Sunday, December 4, 2011

Mt. Hope Academy @ The Live and Learn Studio ~ November 2011

greater glory of God

I wish that I had more time (and more brain space and ability) to be able to express my thoughts more completely and more eloquently. This may be a long and disjointed post. (Char, if you’re working tonight, this one’s for you. Grin.)

I’ve been thinking so much this past month on how God’s creation speaks to His nature. How man is made in His image. How He pursues us. And how our purpose is to reflect and glorify Him.

Classical Conversations states that our purpose is ‘To know God and to make Him Known.’

The Circe Institute states that ‘Christian education is the cultivation of wisdom and virtue by nourishing the soul on truth, goodness, and beauty by means of the seven liberal arts and the four sciences so that, in Christ, the student is enabled to better know, glorify, and enjoy God.’ And then, ‘St. Irenaeus said, “The glory of God is the man fully alive.”’

In so many ways, I have discovered that the fullest education (and life) reflects both ORDER and ARTISTRY. That there is beauty in truth. And that when there is a balance and harmony to these two seemingly opposite sides, it can result in great joy and delight.

Charlotte Mason speaks of ‘living books.’ defines living books in this way: ‘Living books are usually written by one person who has a passion for the subject and writes in conversational or narrative style. The books pull you into the subject and involve your emotions, so it’s easy to remember the events and facts. Living books make the subject “come alive.”’

Passion, Pleasure and Delight, and Profound Skill, Knowledge and Wisdom

These are qualities that create amazing learning experiences. The perfect synthesis of order and artistry is manifest in such areas as classical music, but previously I have expected it less in areas such as grammar or math. And then—along came Michael Clay Thompson:

"Why is grammar fun and valuable? Grammar reveals to us the beauty and power of our own minds. With only eight kinds of words and two sides (subject and predicate) of each idea, we can make the plays of Shakespeare, or the novels of Toni Morrison, or the poems of Elizabeth Bishop. No system, so gorgeously elegant, could be expected to make such a language. Through grammar we see the simple form of our binary minds; in all of our sentences, however elaborate, we are making a predicate about a subject, and this reveals the meaning of clarity. For each sentence or idea, I must know both of these two things: what you are talking about, and what you are saying about it. For each paragraph of sentences, I must know what the paragraph is about, and what you are saying about it. For each essay of paragraphs, I must know what the essay is about, and what you are saying about it. A sentence, with its two sides, is a model of the mind.......

Another way to think about why grammar is fun is to ask, what is not fun? The feeling of not fun. The off-center feeling of struggling with one’s own ignorance to accomplish just an ordinary thing is not fun. The private knowledge that you don’t even know which pronoun to use in your own language, this is not fun. The low self-esteem of guessing your way through commas, and spattering words around like a wordy Jackson Pollack, not really controlling where they will land or why, this is not fun. It is not fun to have a peer correct your usage, make your verb plural, shift your wrong pronoun to the object case where it belongs, or gently remind you that your sentence is a fragment."

• Exercise: Transcribe the blog post on education between "greater glory of" and "for you. Grin.)", inclusive. The items after this point aren't needed here.

• Provided data:

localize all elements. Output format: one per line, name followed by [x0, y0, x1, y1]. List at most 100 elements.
==
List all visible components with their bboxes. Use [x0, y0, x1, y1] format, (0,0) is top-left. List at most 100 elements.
---
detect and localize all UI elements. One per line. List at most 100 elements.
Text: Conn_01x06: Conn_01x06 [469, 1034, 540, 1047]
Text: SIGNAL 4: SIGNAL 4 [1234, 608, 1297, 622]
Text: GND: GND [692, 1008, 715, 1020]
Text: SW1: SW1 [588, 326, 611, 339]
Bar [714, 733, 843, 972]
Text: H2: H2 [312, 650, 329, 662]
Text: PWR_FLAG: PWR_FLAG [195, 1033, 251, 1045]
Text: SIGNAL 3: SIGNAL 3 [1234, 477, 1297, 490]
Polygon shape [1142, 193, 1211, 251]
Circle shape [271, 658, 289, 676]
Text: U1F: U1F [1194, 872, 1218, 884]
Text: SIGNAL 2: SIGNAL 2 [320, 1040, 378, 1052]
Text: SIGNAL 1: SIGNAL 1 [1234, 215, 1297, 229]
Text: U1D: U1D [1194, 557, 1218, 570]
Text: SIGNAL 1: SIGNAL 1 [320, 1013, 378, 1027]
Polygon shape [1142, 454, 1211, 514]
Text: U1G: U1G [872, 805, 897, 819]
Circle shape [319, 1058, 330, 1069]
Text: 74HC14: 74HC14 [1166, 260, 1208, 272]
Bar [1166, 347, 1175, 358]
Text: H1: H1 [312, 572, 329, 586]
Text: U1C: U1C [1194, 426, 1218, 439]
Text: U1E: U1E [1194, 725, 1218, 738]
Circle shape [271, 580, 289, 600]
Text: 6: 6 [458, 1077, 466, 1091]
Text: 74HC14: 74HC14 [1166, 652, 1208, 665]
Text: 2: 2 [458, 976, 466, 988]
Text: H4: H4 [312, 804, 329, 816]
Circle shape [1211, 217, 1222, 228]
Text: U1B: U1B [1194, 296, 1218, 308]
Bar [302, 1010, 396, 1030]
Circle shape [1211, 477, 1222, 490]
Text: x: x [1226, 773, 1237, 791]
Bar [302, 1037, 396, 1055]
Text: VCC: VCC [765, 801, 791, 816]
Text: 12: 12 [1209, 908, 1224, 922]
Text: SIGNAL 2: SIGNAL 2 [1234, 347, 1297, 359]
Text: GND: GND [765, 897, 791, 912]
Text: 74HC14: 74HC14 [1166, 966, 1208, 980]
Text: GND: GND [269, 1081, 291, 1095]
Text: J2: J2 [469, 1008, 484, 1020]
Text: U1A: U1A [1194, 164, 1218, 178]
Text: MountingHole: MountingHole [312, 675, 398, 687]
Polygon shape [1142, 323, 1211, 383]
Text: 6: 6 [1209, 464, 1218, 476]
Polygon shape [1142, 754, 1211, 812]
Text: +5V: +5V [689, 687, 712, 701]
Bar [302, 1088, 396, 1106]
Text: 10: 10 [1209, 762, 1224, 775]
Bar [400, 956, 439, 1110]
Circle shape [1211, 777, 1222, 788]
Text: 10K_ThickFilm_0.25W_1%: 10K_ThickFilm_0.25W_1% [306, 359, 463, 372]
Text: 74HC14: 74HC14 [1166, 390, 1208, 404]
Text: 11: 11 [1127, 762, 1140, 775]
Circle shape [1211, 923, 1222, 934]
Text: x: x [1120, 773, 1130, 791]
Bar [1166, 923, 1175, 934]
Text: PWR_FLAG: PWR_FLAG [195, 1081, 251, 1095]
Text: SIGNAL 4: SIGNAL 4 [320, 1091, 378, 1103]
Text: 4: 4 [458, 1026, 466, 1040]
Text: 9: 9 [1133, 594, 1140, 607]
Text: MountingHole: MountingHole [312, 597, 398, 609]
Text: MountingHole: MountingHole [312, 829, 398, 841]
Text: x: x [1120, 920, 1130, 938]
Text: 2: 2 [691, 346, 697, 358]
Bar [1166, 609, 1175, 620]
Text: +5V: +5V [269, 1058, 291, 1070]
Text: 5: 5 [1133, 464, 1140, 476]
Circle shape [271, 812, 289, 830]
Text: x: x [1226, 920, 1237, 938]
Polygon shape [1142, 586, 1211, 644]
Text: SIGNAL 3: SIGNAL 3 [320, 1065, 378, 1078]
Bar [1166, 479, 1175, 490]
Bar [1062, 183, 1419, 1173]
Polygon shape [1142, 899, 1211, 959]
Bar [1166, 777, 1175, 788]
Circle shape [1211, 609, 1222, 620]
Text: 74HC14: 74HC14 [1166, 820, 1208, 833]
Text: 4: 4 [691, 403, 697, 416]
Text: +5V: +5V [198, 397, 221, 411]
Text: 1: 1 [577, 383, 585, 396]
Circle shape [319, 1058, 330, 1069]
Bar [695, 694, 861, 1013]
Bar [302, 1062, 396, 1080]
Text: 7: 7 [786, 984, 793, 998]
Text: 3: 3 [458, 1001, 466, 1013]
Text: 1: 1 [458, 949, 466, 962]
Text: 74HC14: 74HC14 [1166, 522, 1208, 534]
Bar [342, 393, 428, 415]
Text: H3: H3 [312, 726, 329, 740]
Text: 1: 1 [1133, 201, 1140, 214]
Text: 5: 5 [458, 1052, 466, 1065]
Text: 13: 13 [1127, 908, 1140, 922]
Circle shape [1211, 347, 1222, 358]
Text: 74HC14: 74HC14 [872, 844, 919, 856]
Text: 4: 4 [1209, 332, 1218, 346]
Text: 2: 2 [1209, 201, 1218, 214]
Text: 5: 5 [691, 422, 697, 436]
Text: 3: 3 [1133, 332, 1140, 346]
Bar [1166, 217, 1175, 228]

• Solution:
greater glory of God

I wish that I had more time (and more brain space and ability) to be able to express my thoughts more completely and more eloquently. This may be a long and disjointed post. (Char, if you’re working tonight, this one’s for you. Grin.)